━━━ Task material ━━━

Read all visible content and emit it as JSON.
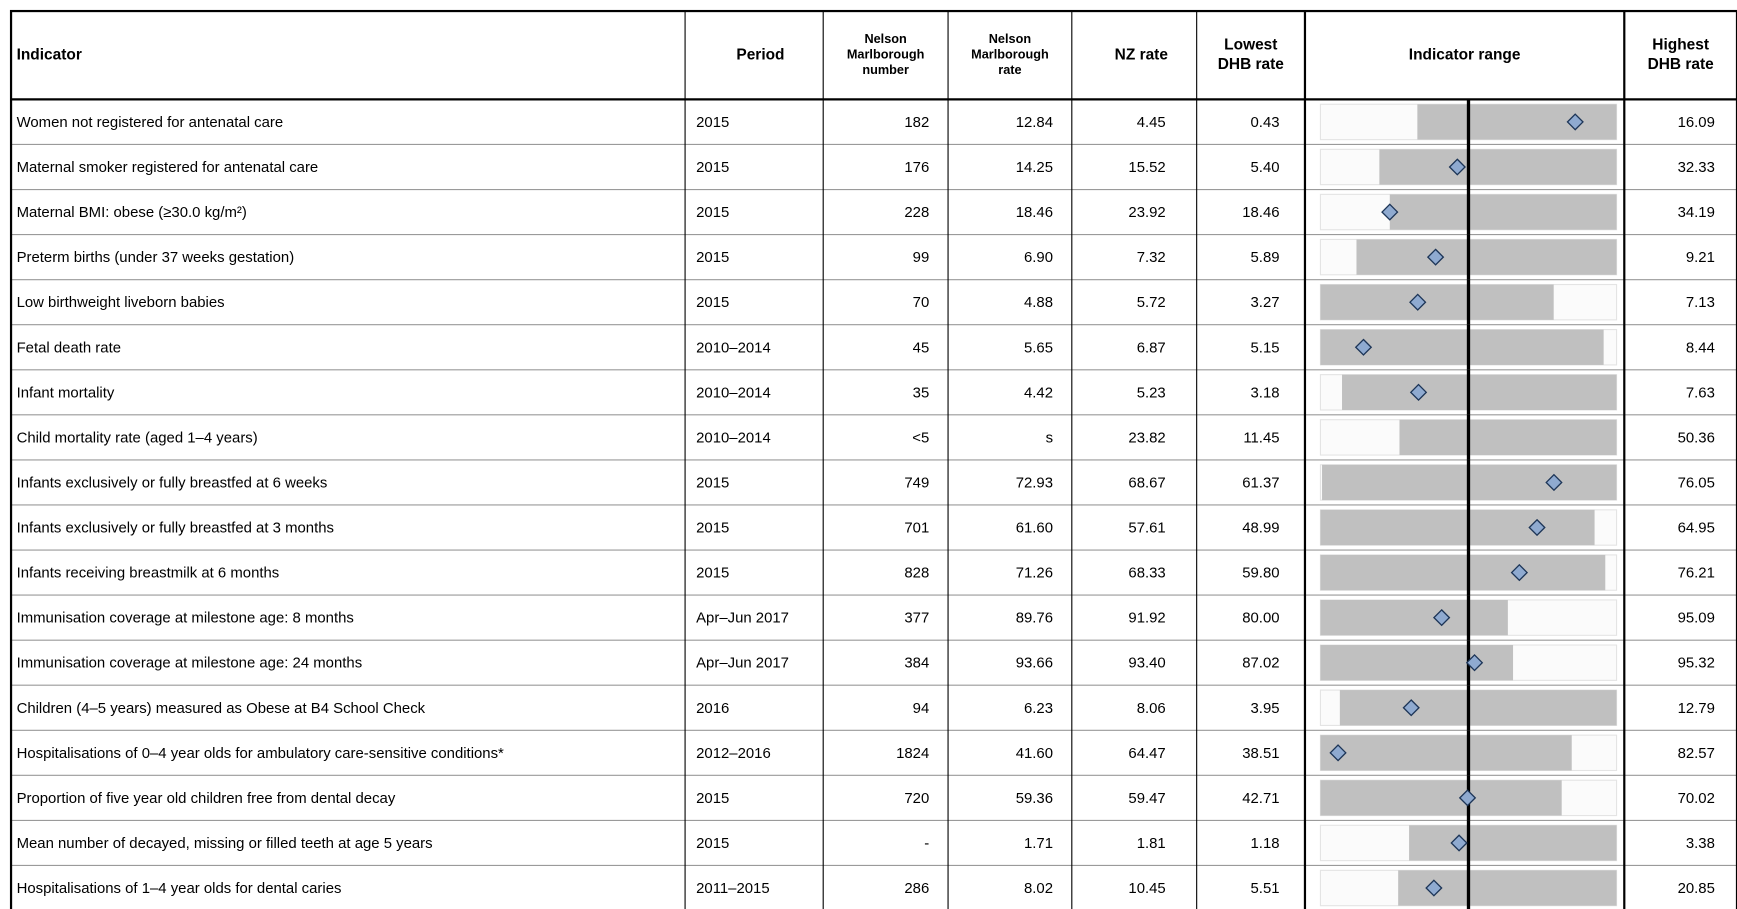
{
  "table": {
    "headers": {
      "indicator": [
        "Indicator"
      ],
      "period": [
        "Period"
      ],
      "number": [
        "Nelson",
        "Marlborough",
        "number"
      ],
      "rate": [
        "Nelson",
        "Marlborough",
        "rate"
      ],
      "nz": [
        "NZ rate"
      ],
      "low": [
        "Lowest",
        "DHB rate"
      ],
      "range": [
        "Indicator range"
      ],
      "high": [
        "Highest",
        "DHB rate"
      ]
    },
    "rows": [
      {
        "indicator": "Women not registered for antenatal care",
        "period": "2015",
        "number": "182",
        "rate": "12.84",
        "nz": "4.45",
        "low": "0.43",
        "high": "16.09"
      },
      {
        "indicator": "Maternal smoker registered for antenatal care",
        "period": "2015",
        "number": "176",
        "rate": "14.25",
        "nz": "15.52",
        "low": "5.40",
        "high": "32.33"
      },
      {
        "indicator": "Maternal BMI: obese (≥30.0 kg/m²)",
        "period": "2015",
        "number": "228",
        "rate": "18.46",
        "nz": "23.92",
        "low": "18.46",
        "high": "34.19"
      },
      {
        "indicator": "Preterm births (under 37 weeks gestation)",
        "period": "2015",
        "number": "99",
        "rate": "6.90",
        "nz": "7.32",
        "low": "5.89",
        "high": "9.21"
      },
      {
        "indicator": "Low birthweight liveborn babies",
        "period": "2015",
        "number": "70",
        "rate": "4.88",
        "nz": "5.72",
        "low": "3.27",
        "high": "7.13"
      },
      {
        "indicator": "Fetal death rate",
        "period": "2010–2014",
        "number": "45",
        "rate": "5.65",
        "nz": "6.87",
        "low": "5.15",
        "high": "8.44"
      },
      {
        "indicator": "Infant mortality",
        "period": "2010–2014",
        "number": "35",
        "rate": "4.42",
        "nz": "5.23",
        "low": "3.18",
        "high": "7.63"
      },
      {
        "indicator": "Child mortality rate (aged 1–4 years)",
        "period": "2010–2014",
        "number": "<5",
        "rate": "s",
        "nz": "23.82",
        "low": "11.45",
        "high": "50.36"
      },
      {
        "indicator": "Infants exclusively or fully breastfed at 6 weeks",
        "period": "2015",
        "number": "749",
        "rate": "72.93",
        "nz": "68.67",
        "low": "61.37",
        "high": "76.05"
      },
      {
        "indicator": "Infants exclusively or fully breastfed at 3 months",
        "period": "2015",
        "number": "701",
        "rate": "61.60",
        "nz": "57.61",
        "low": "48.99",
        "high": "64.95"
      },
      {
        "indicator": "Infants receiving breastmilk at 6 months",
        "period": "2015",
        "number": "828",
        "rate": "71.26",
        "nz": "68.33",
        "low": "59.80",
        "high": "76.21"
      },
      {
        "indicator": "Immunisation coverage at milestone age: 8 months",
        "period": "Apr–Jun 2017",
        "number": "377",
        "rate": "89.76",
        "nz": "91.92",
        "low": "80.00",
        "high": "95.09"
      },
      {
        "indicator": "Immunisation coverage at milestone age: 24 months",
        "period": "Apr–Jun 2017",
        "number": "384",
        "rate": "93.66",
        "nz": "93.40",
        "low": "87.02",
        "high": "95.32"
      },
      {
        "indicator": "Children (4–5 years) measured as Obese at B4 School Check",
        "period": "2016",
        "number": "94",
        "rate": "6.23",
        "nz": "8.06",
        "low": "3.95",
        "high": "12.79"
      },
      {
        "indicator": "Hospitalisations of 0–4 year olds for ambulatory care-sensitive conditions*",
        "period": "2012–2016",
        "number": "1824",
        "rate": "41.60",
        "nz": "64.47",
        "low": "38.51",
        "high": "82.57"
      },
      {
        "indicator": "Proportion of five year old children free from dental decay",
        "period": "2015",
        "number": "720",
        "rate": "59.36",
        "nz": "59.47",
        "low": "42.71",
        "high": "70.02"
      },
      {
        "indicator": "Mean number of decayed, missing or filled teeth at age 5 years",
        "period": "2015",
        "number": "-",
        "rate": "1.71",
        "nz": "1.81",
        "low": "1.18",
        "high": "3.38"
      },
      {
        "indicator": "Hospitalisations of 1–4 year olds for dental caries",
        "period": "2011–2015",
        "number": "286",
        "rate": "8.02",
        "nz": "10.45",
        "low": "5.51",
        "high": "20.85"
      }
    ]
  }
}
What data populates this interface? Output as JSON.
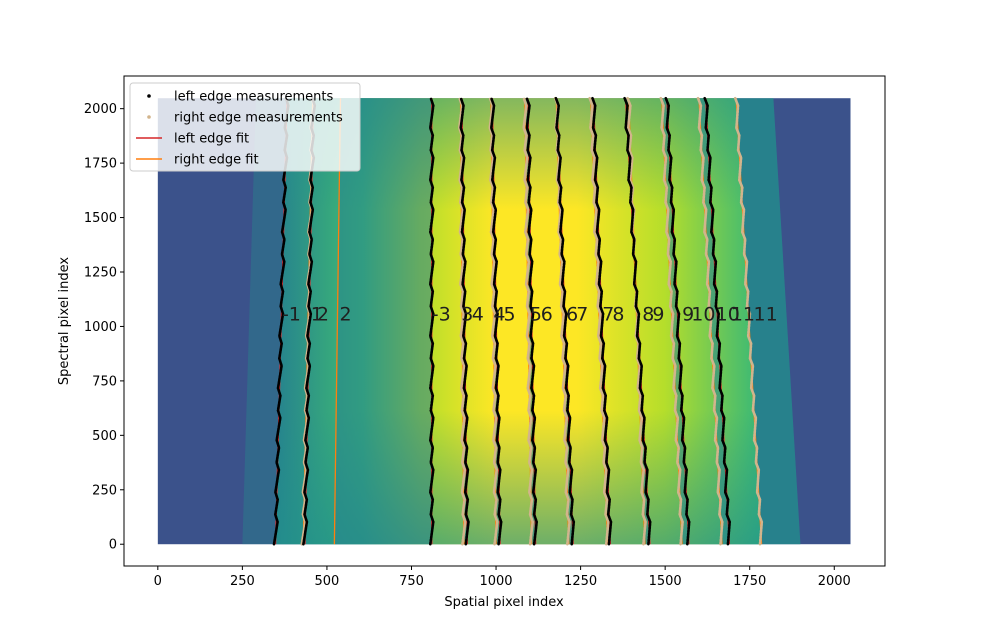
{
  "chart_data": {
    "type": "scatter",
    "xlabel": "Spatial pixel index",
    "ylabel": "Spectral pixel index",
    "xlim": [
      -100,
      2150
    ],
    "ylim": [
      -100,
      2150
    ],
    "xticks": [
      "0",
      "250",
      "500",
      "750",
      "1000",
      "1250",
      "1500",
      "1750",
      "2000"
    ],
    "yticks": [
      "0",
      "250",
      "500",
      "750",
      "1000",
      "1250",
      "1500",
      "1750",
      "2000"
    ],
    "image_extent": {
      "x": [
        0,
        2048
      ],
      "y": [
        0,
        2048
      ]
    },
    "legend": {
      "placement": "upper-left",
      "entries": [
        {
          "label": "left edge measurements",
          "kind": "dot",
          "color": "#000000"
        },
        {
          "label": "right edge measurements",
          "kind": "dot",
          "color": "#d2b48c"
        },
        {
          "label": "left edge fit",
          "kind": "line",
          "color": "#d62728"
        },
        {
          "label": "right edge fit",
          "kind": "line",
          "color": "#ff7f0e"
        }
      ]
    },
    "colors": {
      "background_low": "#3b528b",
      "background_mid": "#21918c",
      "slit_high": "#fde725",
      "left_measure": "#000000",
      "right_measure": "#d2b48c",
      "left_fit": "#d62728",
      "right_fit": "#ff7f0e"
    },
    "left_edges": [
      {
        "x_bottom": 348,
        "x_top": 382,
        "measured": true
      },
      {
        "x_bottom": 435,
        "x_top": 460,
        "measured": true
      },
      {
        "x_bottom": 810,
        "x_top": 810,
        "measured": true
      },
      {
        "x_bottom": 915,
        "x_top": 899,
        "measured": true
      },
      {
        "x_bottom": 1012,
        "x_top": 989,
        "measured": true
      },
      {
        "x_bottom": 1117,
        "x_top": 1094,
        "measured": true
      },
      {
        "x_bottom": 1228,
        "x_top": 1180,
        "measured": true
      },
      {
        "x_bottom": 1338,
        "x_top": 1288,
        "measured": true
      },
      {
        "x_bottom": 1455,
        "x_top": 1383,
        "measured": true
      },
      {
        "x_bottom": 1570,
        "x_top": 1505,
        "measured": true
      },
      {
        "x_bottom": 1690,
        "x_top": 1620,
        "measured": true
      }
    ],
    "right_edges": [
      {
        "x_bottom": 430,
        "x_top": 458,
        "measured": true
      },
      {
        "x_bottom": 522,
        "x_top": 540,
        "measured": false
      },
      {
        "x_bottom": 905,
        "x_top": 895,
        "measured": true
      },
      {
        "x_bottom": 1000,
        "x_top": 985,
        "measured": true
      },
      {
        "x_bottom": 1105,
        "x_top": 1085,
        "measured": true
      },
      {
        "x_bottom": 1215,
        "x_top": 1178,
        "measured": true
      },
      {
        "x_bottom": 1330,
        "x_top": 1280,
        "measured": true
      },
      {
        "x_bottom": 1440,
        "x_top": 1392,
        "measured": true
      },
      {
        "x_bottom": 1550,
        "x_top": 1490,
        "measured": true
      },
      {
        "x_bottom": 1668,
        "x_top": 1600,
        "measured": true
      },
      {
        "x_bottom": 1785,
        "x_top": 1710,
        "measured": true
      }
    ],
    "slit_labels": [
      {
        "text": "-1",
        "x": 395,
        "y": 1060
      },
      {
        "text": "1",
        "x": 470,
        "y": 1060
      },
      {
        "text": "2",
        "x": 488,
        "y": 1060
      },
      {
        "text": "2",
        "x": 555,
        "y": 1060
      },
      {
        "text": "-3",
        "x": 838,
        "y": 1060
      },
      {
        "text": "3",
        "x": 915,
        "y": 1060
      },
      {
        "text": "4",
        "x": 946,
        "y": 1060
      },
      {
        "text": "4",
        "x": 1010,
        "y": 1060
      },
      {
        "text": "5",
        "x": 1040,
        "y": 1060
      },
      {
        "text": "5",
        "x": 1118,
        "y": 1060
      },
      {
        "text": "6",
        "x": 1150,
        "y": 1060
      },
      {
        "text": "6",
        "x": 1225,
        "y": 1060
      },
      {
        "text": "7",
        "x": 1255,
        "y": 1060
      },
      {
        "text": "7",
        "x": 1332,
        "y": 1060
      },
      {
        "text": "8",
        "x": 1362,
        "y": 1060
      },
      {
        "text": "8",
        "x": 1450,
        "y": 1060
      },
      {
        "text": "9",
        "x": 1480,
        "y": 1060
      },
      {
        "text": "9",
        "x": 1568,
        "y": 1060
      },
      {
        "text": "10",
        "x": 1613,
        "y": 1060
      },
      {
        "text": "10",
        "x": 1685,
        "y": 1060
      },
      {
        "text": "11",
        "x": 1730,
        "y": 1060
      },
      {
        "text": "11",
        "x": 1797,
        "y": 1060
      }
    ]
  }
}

━━━

Aim: Copy whichever lines in the listing above contain the word "Hospitalisations".

The reply:
        "indicator": "Hospitalisations of 0–4 year olds for ambulatory care-sensitive conditions*",
        "indicator": "Hospitalisations of 1–4 year olds for dental caries",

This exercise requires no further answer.